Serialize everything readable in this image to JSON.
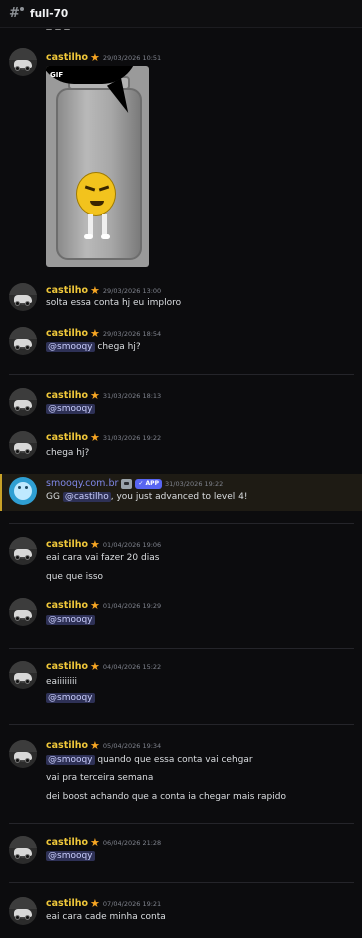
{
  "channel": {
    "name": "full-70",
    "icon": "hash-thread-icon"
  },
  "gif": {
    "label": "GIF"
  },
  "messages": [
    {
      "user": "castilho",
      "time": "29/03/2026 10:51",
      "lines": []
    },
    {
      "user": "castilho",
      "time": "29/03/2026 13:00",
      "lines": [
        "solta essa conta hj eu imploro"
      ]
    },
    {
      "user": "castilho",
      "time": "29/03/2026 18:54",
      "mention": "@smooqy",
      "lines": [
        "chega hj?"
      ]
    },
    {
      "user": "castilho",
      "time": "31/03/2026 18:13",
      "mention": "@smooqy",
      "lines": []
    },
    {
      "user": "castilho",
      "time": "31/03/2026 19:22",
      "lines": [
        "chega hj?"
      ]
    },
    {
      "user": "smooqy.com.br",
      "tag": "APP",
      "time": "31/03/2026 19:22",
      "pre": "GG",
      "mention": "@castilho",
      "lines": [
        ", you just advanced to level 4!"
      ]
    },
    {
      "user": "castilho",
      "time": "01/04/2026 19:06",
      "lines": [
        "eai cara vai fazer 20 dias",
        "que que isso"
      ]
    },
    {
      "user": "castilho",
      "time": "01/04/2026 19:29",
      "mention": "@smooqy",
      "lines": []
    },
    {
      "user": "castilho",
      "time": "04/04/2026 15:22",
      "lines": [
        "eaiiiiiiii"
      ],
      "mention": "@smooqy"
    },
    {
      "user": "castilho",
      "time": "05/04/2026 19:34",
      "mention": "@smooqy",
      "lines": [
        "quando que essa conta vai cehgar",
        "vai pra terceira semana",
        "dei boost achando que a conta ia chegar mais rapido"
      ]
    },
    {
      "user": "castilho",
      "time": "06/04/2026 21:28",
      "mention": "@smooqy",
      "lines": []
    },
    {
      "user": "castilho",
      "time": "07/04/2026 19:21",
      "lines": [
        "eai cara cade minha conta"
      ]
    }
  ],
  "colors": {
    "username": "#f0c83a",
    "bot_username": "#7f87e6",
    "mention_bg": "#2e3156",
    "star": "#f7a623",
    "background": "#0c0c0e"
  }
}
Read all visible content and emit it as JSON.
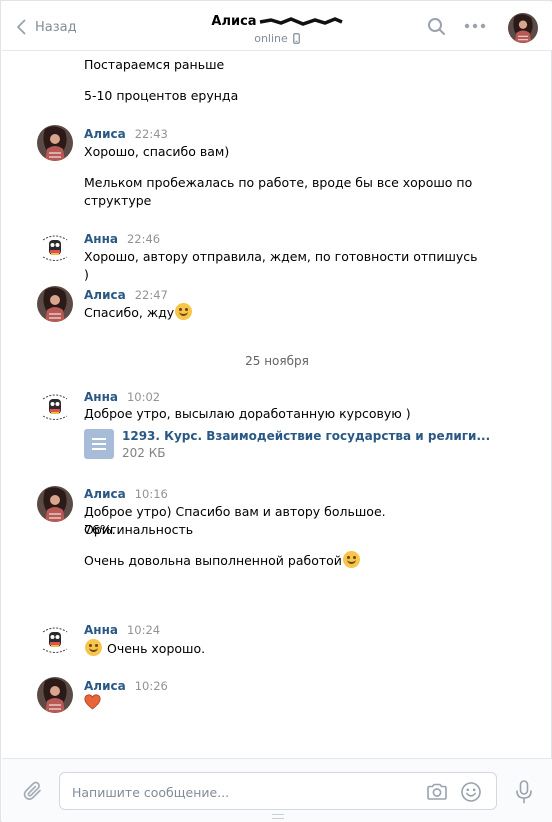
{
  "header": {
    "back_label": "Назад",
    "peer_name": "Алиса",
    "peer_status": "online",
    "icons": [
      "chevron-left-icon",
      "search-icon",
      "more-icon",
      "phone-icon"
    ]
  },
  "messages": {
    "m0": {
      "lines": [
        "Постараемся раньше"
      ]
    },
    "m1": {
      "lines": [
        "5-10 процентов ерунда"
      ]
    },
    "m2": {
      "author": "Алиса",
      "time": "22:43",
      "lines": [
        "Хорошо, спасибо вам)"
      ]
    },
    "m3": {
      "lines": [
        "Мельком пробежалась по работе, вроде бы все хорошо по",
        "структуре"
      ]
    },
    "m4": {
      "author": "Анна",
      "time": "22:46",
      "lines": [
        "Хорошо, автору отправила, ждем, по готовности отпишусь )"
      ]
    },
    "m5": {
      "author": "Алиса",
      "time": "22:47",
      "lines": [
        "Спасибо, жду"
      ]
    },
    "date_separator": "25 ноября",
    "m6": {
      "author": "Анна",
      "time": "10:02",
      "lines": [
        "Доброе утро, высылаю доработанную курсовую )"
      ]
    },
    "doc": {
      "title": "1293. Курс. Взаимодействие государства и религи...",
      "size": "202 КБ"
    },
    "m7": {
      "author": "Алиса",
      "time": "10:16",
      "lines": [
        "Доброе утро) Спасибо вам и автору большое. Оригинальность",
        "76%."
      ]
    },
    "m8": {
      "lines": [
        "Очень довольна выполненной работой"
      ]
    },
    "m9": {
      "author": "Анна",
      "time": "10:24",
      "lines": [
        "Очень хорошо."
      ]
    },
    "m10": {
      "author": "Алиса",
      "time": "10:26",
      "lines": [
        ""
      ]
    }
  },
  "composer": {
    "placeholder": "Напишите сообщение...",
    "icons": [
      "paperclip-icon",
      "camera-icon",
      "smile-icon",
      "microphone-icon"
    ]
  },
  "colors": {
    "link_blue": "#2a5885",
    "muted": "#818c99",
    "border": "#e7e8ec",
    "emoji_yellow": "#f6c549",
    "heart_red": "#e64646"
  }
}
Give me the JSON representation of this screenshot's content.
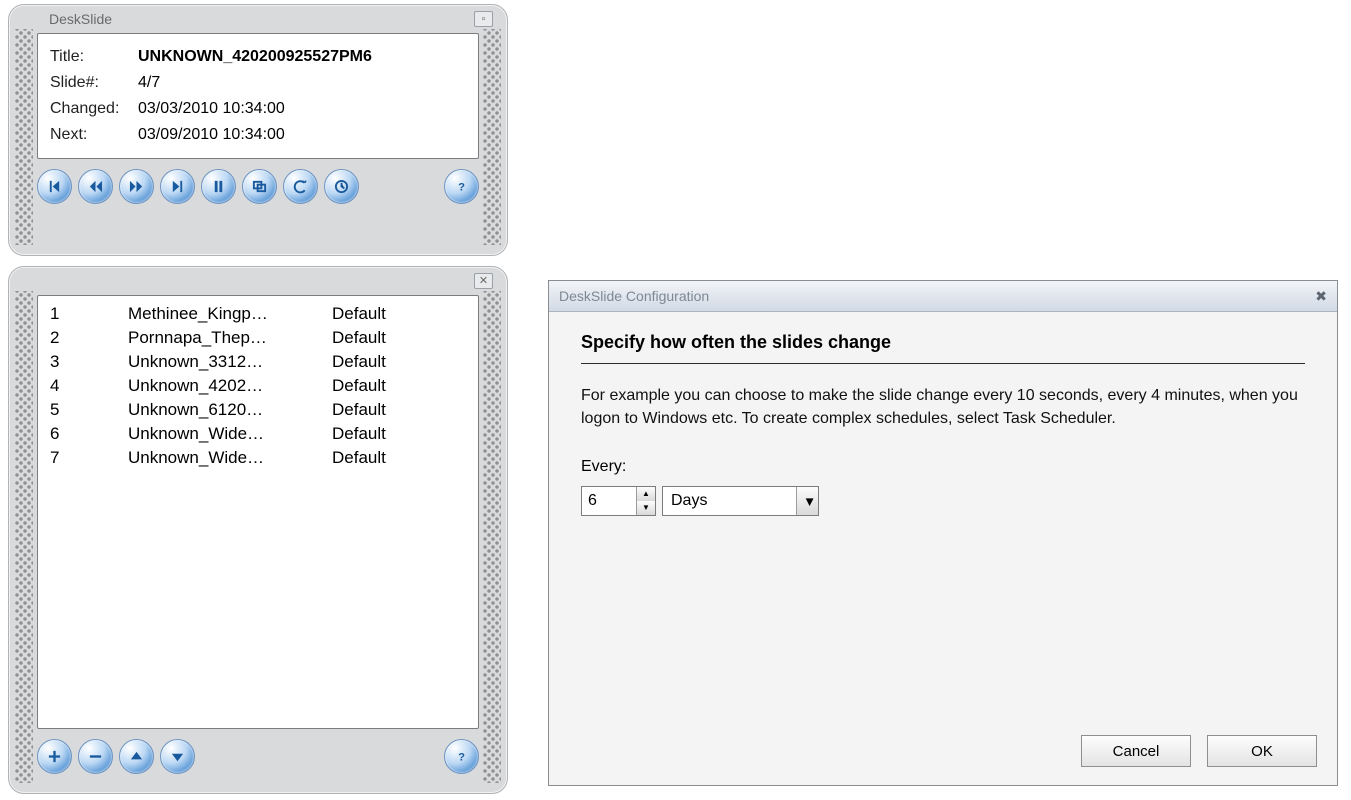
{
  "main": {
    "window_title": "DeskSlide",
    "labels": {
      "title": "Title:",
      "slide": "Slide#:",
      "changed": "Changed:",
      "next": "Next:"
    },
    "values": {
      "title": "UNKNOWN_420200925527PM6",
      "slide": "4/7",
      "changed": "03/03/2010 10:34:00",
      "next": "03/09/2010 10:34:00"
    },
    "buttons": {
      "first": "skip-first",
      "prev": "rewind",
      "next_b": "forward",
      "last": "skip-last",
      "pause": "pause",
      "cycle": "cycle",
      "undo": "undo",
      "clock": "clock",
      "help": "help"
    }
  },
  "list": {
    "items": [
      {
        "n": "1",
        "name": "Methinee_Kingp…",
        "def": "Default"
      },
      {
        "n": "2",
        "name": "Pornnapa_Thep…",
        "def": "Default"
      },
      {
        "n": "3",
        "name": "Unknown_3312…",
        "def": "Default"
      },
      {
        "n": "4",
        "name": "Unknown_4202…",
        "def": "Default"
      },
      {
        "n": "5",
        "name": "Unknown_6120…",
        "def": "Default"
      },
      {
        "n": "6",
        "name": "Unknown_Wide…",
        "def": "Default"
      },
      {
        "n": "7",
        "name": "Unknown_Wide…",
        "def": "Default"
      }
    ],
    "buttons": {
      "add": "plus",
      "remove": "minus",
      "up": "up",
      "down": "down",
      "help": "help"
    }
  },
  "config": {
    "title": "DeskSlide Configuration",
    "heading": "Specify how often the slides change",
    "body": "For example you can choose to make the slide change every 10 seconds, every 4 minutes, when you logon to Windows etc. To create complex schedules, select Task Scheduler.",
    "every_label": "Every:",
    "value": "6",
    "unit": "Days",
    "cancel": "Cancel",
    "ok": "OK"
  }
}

WORK TO DO:
Output the material word for word, omitting its pictures.

WORKED ANSWER:
Serialize everything readable in this image to JSON.
{
  "channel": {
    "name": "full-70",
    "icon": "hash-thread-icon"
  },
  "gif": {
    "label": "GIF"
  },
  "messages": [
    {
      "user": "castilho",
      "time": "29/03/2026 10:51",
      "lines": []
    },
    {
      "user": "castilho",
      "time": "29/03/2026 13:00",
      "lines": [
        "solta essa conta hj eu imploro"
      ]
    },
    {
      "user": "castilho",
      "time": "29/03/2026 18:54",
      "mention": "@smooqy",
      "lines": [
        "chega hj?"
      ]
    },
    {
      "user": "castilho",
      "time": "31/03/2026 18:13",
      "mention": "@smooqy",
      "lines": []
    },
    {
      "user": "castilho",
      "time": "31/03/2026 19:22",
      "lines": [
        "chega hj?"
      ]
    },
    {
      "user": "smooqy.com.br",
      "tag": "APP",
      "time": "31/03/2026 19:22",
      "pre": "GG",
      "mention": "@castilho",
      "lines": [
        ", you just advanced to level 4!"
      ]
    },
    {
      "user": "castilho",
      "time": "01/04/2026 19:06",
      "lines": [
        "eai cara vai fazer 20 dias",
        "que que isso"
      ]
    },
    {
      "user": "castilho",
      "time": "01/04/2026 19:29",
      "mention": "@smooqy",
      "lines": []
    },
    {
      "user": "castilho",
      "time": "04/04/2026 15:22",
      "lines": [
        "eaiiiiiiii"
      ],
      "mention": "@smooqy"
    },
    {
      "user": "castilho",
      "time": "05/04/2026 19:34",
      "mention": "@smooqy",
      "lines": [
        "quando que essa conta vai cehgar",
        "vai pra terceira semana",
        "dei boost achando que a conta ia chegar mais rapido"
      ]
    },
    {
      "user": "castilho",
      "time": "06/04/2026 21:28",
      "mention": "@smooqy",
      "lines": []
    },
    {
      "user": "castilho",
      "time": "07/04/2026 19:21",
      "lines": [
        "eai cara cade minha conta"
      ]
    }
  ],
  "colors": {
    "username": "#f0c83a",
    "bot_username": "#7f87e6",
    "mention_bg": "#2e3156",
    "star": "#f7a623",
    "background": "#0c0c0e"
  }
}
Read all visible content and emit it as JSON.
{
  "header": {
    "back_label": "Назад",
    "peer_name": "Алиса",
    "peer_status": "online",
    "icons": [
      "chevron-left-icon",
      "search-icon",
      "more-icon",
      "phone-icon"
    ]
  },
  "messages": {
    "m0": {
      "lines": [
        "Постараемся раньше"
      ]
    },
    "m1": {
      "lines": [
        "5-10 процентов ерунда"
      ]
    },
    "m2": {
      "author": "Алиса",
      "time": "22:43",
      "lines": [
        "Хорошо, спасибо вам)"
      ]
    },
    "m3": {
      "lines": [
        "Мельком пробежалась по работе, вроде бы все хорошо по",
        "структуре"
      ]
    },
    "m4": {
      "author": "Анна",
      "time": "22:46",
      "lines": [
        "Хорошо, автору отправила, ждем, по готовности отпишусь )"
      ]
    },
    "m5": {
      "author": "Алиса",
      "time": "22:47",
      "lines": [
        "Спасибо, жду"
      ]
    },
    "date_separator": "25 ноября",
    "m6": {
      "author": "Анна",
      "time": "10:02",
      "lines": [
        "Доброе утро, высылаю доработанную курсовую )"
      ]
    },
    "doc": {
      "title": "1293. Курс. Взаимодействие государства и религи...",
      "size": "202 КБ"
    },
    "m7": {
      "author": "Алиса",
      "time": "10:16",
      "lines": [
        "Доброе утро) Спасибо вам и автору большое. Оригинальность",
        "76%."
      ]
    },
    "m8": {
      "lines": [
        "Очень довольна выполненной работой"
      ]
    },
    "m9": {
      "author": "Анна",
      "time": "10:24",
      "lines": [
        "Очень хорошо."
      ]
    },
    "m10": {
      "author": "Алиса",
      "time": "10:26",
      "lines": [
        ""
      ]
    }
  },
  "composer": {
    "placeholder": "Напишите сообщение...",
    "icons": [
      "paperclip-icon",
      "camera-icon",
      "smile-icon",
      "microphone-icon"
    ]
  },
  "colors": {
    "link_blue": "#2a5885",
    "muted": "#818c99",
    "border": "#e7e8ec",
    "emoji_yellow": "#f6c549",
    "heart_red": "#e64646"
  }
}
Give me the JSON representation of this screenshot's content.
{
  "main": {
    "window_title": "DeskSlide",
    "labels": {
      "title": "Title:",
      "slide": "Slide#:",
      "changed": "Changed:",
      "next": "Next:"
    },
    "values": {
      "title": "UNKNOWN_420200925527PM6",
      "slide": "4/7",
      "changed": "03/03/2010 10:34:00",
      "next": "03/09/2010 10:34:00"
    },
    "buttons": {
      "first": "skip-first",
      "prev": "rewind",
      "next_b": "forward",
      "last": "skip-last",
      "pause": "pause",
      "cycle": "cycle",
      "undo": "undo",
      "clock": "clock",
      "help": "help"
    }
  },
  "list": {
    "items": [
      {
        "n": "1",
        "name": "Methinee_Kingp…",
        "def": "Default"
      },
      {
        "n": "2",
        "name": "Pornnapa_Thep…",
        "def": "Default"
      },
      {
        "n": "3",
        "name": "Unknown_3312…",
        "def": "Default"
      },
      {
        "n": "4",
        "name": "Unknown_4202…",
        "def": "Default"
      },
      {
        "n": "5",
        "name": "Unknown_6120…",
        "def": "Default"
      },
      {
        "n": "6",
        "name": "Unknown_Wide…",
        "def": "Default"
      },
      {
        "n": "7",
        "name": "Unknown_Wide…",
        "def": "Default"
      }
    ],
    "buttons": {
      "add": "plus",
      "remove": "minus",
      "up": "up",
      "down": "down",
      "help": "help"
    }
  },
  "config": {
    "title": "DeskSlide Configuration",
    "heading": "Specify how often the slides change",
    "body": "For example you can choose to make the slide change every 10 seconds, every 4 minutes, when you logon to Windows etc. To create complex schedules, select Task Scheduler.",
    "every_label": "Every:",
    "value": "6",
    "unit": "Days",
    "cancel": "Cancel",
    "ok": "OK"
  }
}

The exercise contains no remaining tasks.